__WHAT IS REQUIRED__
Rewrite every item below as a numbered list of its lines, skipping blank lines and omitting the pictures.

[Dataset rows]
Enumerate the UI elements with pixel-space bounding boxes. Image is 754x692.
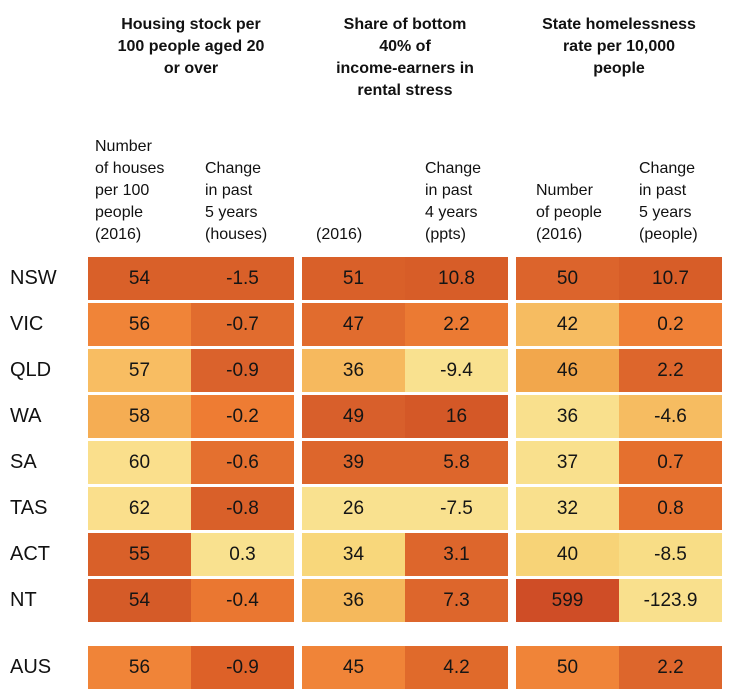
- state-rows: NSW 54 -1.5 51 10.8 50 10.7 VIC 56 -0.7 47 2.2 42 0.2…: [0, 257, 754, 622]
- column-header-stress-2016: (2016): [316, 226, 363, 243]
- heatmap-cell: -0.2: [191, 395, 294, 438]
- heatmap-cell: 5.8: [405, 441, 508, 484]
- group-title-housing-stock: Housing stock per 100 people aged 20 or …: [117, 16, 265, 77]
- heatmap-cell: 2.2: [405, 303, 508, 346]
- heatmap-cell: 0.8: [619, 487, 722, 530]
- heatmap-cell: 56: [88, 303, 191, 346]
- heatmap-cell: -0.8: [191, 487, 294, 530]
- heatmap-cell: 2.2: [619, 349, 722, 392]
- heatmap-cell: 599: [516, 579, 619, 622]
- heatmap-cell: 0.7: [619, 441, 722, 484]
- heatmap-cell: 50: [516, 646, 619, 689]
- heatmap-cell: 58: [88, 395, 191, 438]
- heatmap-cell: 62: [88, 487, 191, 530]
- heatmap-cell: 54: [88, 257, 191, 300]
- heatmap-cell: 7.3: [405, 579, 508, 622]
- table-row: WA 58 -0.2 49 16 36 -4.6: [0, 395, 754, 438]
- row-label: NSW: [10, 267, 57, 289]
- heatmap-cell: -1.5: [191, 257, 294, 300]
- table-row: VIC 56 -0.7 47 2.2 42 0.2: [0, 303, 754, 346]
- group-title-rental-stress: Share of bottom 40% of income-earners in…: [336, 16, 474, 99]
- heatmap-cell: 4.2: [405, 646, 508, 689]
- heatmap-cell: 47: [302, 303, 405, 346]
- row-label: TAS: [10, 497, 48, 519]
- heatmap-cell: 56: [88, 646, 191, 689]
- column-header-stress-change: Change in past 4 years (ppts): [425, 160, 482, 243]
- heatmap-cell: -0.9: [191, 349, 294, 392]
- heatmap-cell: 2.2: [619, 646, 722, 689]
- heatmap-cell: 40: [516, 533, 619, 576]
- heatmap-cell: 10.8: [405, 257, 508, 300]
- heatmap-cell: 55: [88, 533, 191, 576]
- row-label: AUS: [10, 656, 52, 678]
- heatmap-cell: -7.5: [405, 487, 508, 530]
- heatmap-cell: 42: [516, 303, 619, 346]
- table-row: NSW 54 -1.5 51 10.8 50 10.7: [0, 257, 754, 300]
- column-header-homeless-change: Change in past 5 years (people): [639, 160, 698, 243]
- heatmap-cell: 45: [302, 646, 405, 689]
- heatmap-cell: -4.6: [619, 395, 722, 438]
- table-row: SA 60 -0.6 39 5.8 37 0.7: [0, 441, 754, 484]
- heatmap-cell: 50: [516, 257, 619, 300]
- heatmap-cell: 51: [302, 257, 405, 300]
- heatmap-cell: -0.6: [191, 441, 294, 484]
- row-label: ACT: [10, 543, 50, 565]
- australia-total-row: AUS 56 -0.9 45 4.2 50 2.2: [0, 646, 754, 689]
- heatmap-cell: -0.4: [191, 579, 294, 622]
- heatmap-cell: -0.9: [191, 646, 294, 689]
- heatmap-cell: -123.9: [619, 579, 722, 622]
- heatmap-cell: 36: [302, 349, 405, 392]
- table-row: TAS 62 -0.8 26 -7.5 32 0.8: [0, 487, 754, 530]
- row-label: VIC: [10, 313, 44, 335]
- table-row: AUS 56 -0.9 45 4.2 50 2.2: [0, 646, 754, 689]
- heatmap-cell: 26: [302, 487, 405, 530]
- heatmap-cell: 34: [302, 533, 405, 576]
- heatmap-cell: 10.7: [619, 257, 722, 300]
- column-header-houses-change: Change in past 5 years (houses): [205, 160, 268, 243]
- table-row: NT 54 -0.4 36 7.3 599 -123.9: [0, 579, 754, 622]
- heatmap-cell: 3.1: [405, 533, 508, 576]
- heatmap-cell: 57: [88, 349, 191, 392]
- row-label: NT: [10, 589, 37, 611]
- heatmap-cell: 36: [516, 395, 619, 438]
- heatmap-cell: 37: [516, 441, 619, 484]
- row-label: WA: [10, 405, 42, 427]
- heatmap-cell: 39: [302, 441, 405, 484]
- group-titles-row: Housing stock per 100 people aged 20 or …: [0, 10, 754, 110]
- column-header-homeless-number: Number of people (2016): [536, 182, 602, 243]
- heatmap-cell: 0.3: [191, 533, 294, 576]
- row-label: QLD: [10, 359, 52, 381]
- heatmap-cell: -9.4: [405, 349, 508, 392]
- column-header-houses-number: Number of houses per 100 people (2016): [95, 138, 165, 243]
- heatmap-cell: 60: [88, 441, 191, 484]
- heatmap-cell: 32: [516, 487, 619, 530]
- table-row: QLD 57 -0.9 36 -9.4 46 2.2: [0, 349, 754, 392]
- heatmap-cell: 54: [88, 579, 191, 622]
- row-label: SA: [10, 451, 37, 473]
- heatmap-cell: -8.5: [619, 533, 722, 576]
- heatmap-cell: -0.7: [191, 303, 294, 346]
- table-row: ACT 55 0.3 34 3.1 40 -8.5: [0, 533, 754, 576]
- heatmap-cell: 36: [302, 579, 405, 622]
- group-title-homelessness: State homelessness rate per 10,000 peopl…: [542, 16, 696, 77]
- heatmap-cell: 0.2: [619, 303, 722, 346]
- column-headers-row: Number of houses per 100 people (2016) C…: [0, 110, 754, 257]
- heatmap-cell: 49: [302, 395, 405, 438]
- heatmap-cell: 16: [405, 395, 508, 438]
- heatmap-cell: 46: [516, 349, 619, 392]
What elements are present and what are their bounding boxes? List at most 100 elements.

__TASK RESPONSE__
1. Enumerate the UI elements with pixel-space bounding boxes. Image is 754x692.
2. - state-rows: NSW 54 -1.5 51 10.8 50 10.7 VIC 56 -0.7 47 2.2 42 0.2…: [0, 257, 754, 622]
3. - column-header-stress-2016: (2016): [316, 226, 363, 243]
4. - heatmap-cell: -0.2: [191, 395, 294, 438]
5. - heatmap-cell: 5.8: [405, 441, 508, 484]
6. - group-title-housing-stock: Housing stock per 100 people aged 20 or …: [117, 16, 265, 77]
7. - heatmap-cell: 2.2: [405, 303, 508, 346]
8. - heatmap-cell: 0.8: [619, 487, 722, 530]
9. - heatmap-cell: 56: [88, 303, 191, 346]
10. - heatmap-cell: -0.8: [191, 487, 294, 530]
11. - heatmap-cell: 2.2: [619, 349, 722, 392]
12. - heatmap-cell: 599: [516, 579, 619, 622]
13. - heatmap-cell: 0.7: [619, 441, 722, 484]
14. - heatmap-cell: 50: [516, 646, 619, 689]
15. - heatmap-cell: 58: [88, 395, 191, 438]
16. - heatmap-cell: 62: [88, 487, 191, 530]
17. - heatmap-cell: 54: [88, 257, 191, 300]
18. - heatmap-cell: 7.3: [405, 579, 508, 622]
19. - table-row: WA 58 -0.2 49 16 36 -4.6: [0, 395, 754, 438]
20. - row-label: NSW: [10, 267, 57, 289]
21. - heatmap-cell: -1.5: [191, 257, 294, 300]
22. - table-row: VIC 56 -0.7 47 2.2 42 0.2: [0, 303, 754, 346]
23. - group-title-rental-stress: Share of bottom 40% of income-earners in…: [336, 16, 474, 99]
24. - heatmap-cell: 4.2: [405, 646, 508, 689]
25. - heatmap-cell: 47: [302, 303, 405, 346]
26. - row-label: TAS: [10, 497, 48, 519]
27. - heatmap-cell: 56: [88, 646, 191, 689]
28. - column-header-stress-change: Change in past 4 years (ppts): [425, 160, 482, 243]
29. - heatmap-cell: -0.9: [191, 349, 294, 392]
30. - heatmap-cell: 2.2: [619, 646, 722, 689]
31. - heatmap-cell: 40: [516, 533, 619, 576]
32. - heatmap-cell: 10.8: [405, 257, 508, 300]
33. - heatmap-cell: 55: [88, 533, 191, 576]
34. - row-label: AUS: [10, 656, 52, 678]
35. - heatmap-cell: -7.5: [405, 487, 508, 530]
36. - heatmap-cell: 42: [516, 303, 619, 346]
37. - table-row: NSW 54 -1.5 51 10.8 50 10.7: [0, 257, 754, 300]
38. - column-header-homeless-change: Change in past 5 years (people): [639, 160, 698, 243]
39. - heatmap-cell: 45: [302, 646, 405, 689]
40. - heatmap-cell: -4.6: [619, 395, 722, 438]
41. - table-row: SA 60 -0.6 39 5.8 37 0.7: [0, 441, 754, 484]
42. - heatmap-cell: 50: [516, 257, 619, 300]
43. - heatmap-cell: 51: [302, 257, 405, 300]
44. - heatmap-cell: -0.6: [191, 441, 294, 484]
45. - row-label: ACT: [10, 543, 50, 565]
46. - australia-total-row: AUS 56 -0.9 45 4.2 50 2.2: [0, 646, 754, 689]
47. - heatmap-cell: -0.4: [191, 579, 294, 622]
48. - heatmap-cell: -0.9: [191, 646, 294, 689]
49. - heatmap-cell: -123.9: [619, 579, 722, 622]
50. - heatmap-cell: 36: [302, 349, 405, 392]
51. - table-row: TAS 62 -0.8 26 -7.5 32 0.8: [0, 487, 754, 530]
52. - row-label: VIC: [10, 313, 44, 335]
53. - table-row: AUS 56 -0.9 45 4.2 50 2.2: [0, 646, 754, 689]
54. - heatmap-cell: 26: [302, 487, 405, 530]
55. - heatmap-cell: 34: [302, 533, 405, 576]
56. - heatmap-cell: 10.7: [619, 257, 722, 300]
57. - column-header-houses-change: Change in past 5 years (houses): [205, 160, 268, 243]
58. - table-row: NT 54 -0.4 36 7.3 599 -123.9: [0, 579, 754, 622]
59. - heatmap-cell: 3.1: [405, 533, 508, 576]
60. - heatmap-cell: 57: [88, 349, 191, 392]
61. - row-label: NT: [10, 589, 37, 611]
62. - heatmap-cell: 36: [516, 395, 619, 438]
63. - heatmap-cell: 37: [516, 441, 619, 484]
64. - row-label: WA: [10, 405, 42, 427]
65. - heatmap-cell: 39: [302, 441, 405, 484]
66. - group-titles-row: Housing stock per 100 people aged 20 or …: [0, 10, 754, 110]
67. - column-header-homeless-number: Number of people (2016): [536, 182, 602, 243]
68. - heatmap-cell: 0.3: [191, 533, 294, 576]
69. - row-label: QLD: [10, 359, 52, 381]
70. - heatmap-cell: -9.4: [405, 349, 508, 392]
71. - column-header-houses-number: Number of houses per 100 people (2016): [95, 138, 165, 243]
72. - heatmap-cell: 60: [88, 441, 191, 484]
73. - heatmap-cell: 32: [516, 487, 619, 530]
74. - table-row: QLD 57 -0.9 36 -9.4 46 2.2: [0, 349, 754, 392]
75. - heatmap-cell: 54: [88, 579, 191, 622]
76. - row-label: SA: [10, 451, 37, 473]
77. - heatmap-cell: -8.5: [619, 533, 722, 576]
78. - heatmap-cell: -0.7: [191, 303, 294, 346]
79. - table-row: ACT 55 0.3 34 3.1 40 -8.5: [0, 533, 754, 576]
80. - heatmap-cell: 36: [302, 579, 405, 622]
81. - group-title-homelessness: State homelessness rate per 10,000 peopl…: [542, 16, 696, 77]
82. - heatmap-cell: 0.2: [619, 303, 722, 346]
83. - column-headers-row: Number of houses per 100 people (2016) C…: [0, 110, 754, 257]
84. - heatmap-cell: 49: [302, 395, 405, 438]
85. - heatmap-cell: 16: [405, 395, 508, 438]
86. - heatmap-cell: 46: [516, 349, 619, 392]
87. What elements are present and what are their bounding boxes? List at most 100 elements.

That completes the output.